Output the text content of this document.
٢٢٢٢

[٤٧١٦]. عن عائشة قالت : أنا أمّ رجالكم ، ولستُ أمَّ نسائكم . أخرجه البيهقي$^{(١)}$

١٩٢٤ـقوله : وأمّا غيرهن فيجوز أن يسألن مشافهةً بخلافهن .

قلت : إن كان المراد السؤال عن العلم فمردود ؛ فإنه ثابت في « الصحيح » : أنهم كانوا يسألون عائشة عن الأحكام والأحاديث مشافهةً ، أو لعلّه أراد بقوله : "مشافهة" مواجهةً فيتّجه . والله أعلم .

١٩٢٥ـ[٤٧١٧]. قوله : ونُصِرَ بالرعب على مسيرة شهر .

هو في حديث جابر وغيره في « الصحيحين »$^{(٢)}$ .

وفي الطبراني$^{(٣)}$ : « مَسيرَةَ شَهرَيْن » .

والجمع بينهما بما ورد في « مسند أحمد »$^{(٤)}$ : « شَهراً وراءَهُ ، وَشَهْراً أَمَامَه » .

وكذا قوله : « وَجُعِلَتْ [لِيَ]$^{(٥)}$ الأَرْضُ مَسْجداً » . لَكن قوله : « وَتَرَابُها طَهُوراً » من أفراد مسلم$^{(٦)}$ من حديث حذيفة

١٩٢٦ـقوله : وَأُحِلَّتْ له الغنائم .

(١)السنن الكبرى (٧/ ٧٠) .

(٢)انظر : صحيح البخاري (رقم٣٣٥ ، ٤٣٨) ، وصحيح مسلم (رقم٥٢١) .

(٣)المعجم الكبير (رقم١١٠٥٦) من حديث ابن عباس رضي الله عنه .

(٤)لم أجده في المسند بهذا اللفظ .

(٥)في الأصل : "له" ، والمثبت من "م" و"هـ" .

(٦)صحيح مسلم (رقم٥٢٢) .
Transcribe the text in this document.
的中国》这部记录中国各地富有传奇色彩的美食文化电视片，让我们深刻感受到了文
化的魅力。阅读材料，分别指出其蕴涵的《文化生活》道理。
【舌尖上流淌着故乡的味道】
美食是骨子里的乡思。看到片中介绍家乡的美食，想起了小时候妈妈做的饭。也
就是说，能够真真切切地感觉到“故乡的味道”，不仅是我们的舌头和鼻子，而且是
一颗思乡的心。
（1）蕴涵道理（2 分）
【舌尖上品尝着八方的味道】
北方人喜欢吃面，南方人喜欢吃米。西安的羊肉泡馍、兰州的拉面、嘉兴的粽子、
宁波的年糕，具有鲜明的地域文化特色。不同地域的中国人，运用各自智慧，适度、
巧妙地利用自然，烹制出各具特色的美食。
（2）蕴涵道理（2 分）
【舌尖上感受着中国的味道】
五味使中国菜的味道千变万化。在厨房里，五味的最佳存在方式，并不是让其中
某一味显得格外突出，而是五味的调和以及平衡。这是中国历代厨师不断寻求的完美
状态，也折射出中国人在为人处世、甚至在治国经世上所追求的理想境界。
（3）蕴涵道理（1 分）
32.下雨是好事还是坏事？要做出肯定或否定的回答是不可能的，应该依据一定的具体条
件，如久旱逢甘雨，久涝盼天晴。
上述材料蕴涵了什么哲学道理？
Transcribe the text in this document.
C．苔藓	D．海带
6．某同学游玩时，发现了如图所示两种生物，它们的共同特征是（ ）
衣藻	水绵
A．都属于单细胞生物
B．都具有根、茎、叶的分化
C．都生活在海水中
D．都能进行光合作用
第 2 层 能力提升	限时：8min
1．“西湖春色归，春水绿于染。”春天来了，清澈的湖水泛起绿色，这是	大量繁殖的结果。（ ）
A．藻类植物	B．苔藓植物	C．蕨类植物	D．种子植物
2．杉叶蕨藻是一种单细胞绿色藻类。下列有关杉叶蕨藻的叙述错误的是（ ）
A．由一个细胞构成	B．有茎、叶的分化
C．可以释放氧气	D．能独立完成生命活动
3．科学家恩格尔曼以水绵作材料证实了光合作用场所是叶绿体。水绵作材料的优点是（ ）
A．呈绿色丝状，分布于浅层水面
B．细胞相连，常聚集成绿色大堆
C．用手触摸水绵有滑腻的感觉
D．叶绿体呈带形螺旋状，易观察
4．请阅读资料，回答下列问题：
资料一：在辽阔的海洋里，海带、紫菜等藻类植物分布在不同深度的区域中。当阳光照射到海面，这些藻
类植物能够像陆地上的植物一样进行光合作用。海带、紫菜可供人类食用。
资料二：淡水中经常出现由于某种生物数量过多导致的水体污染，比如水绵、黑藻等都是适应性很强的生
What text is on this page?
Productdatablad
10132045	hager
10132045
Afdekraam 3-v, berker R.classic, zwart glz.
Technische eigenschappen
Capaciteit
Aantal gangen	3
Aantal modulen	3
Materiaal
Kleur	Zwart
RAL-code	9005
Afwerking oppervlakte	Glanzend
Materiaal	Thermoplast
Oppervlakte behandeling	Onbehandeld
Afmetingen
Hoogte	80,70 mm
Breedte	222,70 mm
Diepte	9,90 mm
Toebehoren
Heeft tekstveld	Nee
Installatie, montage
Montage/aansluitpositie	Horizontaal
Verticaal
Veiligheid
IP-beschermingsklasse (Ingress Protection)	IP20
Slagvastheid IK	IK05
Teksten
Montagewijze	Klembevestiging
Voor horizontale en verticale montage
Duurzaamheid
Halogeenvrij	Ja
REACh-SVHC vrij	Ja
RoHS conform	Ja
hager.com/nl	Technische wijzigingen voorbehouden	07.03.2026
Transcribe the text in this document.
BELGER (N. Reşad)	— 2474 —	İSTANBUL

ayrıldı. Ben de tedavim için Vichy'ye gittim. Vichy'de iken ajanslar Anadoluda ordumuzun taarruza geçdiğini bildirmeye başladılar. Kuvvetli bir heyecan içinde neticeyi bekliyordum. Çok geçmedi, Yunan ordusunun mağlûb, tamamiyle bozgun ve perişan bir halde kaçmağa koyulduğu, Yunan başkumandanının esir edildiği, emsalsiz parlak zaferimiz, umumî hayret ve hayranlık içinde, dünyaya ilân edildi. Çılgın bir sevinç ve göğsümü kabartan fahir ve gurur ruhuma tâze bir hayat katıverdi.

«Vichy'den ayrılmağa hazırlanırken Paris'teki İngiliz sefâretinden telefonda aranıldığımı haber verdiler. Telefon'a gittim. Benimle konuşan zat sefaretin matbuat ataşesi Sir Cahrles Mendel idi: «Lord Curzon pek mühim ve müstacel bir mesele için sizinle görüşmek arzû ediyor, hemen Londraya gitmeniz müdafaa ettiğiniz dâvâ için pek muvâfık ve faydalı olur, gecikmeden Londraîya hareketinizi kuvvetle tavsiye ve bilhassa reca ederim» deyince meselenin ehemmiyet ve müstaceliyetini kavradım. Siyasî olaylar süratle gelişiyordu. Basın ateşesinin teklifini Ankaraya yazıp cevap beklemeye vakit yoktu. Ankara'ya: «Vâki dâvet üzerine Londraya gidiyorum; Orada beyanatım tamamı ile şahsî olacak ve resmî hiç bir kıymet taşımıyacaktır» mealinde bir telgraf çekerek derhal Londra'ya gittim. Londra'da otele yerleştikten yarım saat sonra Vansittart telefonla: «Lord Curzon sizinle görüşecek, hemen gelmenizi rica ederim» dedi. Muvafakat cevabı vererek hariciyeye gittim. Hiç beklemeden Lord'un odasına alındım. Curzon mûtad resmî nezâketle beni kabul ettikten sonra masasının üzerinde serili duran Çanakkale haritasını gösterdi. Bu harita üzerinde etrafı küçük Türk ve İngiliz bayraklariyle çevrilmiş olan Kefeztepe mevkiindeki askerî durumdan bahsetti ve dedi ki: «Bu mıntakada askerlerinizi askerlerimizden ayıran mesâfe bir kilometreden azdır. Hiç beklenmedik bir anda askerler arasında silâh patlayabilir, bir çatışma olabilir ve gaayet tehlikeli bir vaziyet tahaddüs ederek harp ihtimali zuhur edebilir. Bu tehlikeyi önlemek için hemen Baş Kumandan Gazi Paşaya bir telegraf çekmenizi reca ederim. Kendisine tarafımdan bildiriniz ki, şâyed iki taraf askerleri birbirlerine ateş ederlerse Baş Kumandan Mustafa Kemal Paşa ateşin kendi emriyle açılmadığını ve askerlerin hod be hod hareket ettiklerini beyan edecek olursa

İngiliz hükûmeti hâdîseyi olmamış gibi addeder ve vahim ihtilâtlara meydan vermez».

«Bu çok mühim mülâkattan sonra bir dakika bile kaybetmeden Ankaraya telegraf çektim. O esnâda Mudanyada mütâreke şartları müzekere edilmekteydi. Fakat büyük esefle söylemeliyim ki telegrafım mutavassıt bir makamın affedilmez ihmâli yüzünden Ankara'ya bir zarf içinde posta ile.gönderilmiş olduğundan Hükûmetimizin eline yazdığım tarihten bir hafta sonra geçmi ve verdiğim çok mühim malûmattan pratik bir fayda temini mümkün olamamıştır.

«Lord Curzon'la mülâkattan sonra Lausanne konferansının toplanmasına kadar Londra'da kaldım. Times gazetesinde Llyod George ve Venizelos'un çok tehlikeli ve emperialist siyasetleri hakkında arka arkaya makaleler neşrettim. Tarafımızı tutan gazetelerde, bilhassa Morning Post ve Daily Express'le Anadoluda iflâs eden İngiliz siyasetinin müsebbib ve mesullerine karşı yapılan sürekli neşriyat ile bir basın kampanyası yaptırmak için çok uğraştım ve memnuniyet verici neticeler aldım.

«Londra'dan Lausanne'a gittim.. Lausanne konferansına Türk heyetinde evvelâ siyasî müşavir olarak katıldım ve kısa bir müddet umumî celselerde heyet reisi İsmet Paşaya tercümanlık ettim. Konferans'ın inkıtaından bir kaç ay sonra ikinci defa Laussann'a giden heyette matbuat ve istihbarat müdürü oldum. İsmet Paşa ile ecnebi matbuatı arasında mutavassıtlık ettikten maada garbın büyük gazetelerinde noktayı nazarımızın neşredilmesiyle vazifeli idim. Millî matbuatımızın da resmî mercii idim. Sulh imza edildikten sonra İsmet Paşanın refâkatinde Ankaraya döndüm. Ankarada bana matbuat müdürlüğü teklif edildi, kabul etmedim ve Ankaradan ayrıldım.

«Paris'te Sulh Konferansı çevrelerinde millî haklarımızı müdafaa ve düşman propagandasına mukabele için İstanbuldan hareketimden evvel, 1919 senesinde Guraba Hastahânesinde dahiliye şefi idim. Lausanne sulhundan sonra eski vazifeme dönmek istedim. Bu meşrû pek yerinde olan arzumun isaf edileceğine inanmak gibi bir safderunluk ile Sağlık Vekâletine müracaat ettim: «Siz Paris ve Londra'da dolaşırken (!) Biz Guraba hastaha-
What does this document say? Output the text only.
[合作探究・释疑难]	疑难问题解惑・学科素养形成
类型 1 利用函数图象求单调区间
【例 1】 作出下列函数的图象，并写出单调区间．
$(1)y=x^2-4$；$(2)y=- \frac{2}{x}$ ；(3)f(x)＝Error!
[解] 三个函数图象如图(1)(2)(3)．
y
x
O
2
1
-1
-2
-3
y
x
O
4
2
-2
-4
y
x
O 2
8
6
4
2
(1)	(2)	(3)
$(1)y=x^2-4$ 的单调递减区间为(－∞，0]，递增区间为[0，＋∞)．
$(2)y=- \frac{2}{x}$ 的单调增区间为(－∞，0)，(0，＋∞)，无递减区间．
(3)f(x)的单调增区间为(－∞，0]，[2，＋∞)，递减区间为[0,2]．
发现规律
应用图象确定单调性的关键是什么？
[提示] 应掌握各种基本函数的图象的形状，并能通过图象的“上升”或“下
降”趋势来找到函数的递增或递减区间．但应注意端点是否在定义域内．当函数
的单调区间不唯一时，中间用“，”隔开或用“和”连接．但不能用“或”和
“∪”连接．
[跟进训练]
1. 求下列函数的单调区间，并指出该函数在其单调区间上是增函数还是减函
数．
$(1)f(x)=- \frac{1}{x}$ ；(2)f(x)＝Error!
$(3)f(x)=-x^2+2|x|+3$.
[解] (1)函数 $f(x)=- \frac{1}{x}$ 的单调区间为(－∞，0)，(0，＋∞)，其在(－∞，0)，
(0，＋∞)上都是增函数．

○ ○ ○ ○

Work to be completed — Copy out each line of the entries that holds "Output".

Response —
Output the text content of this document.
What does this document say? Output the text only.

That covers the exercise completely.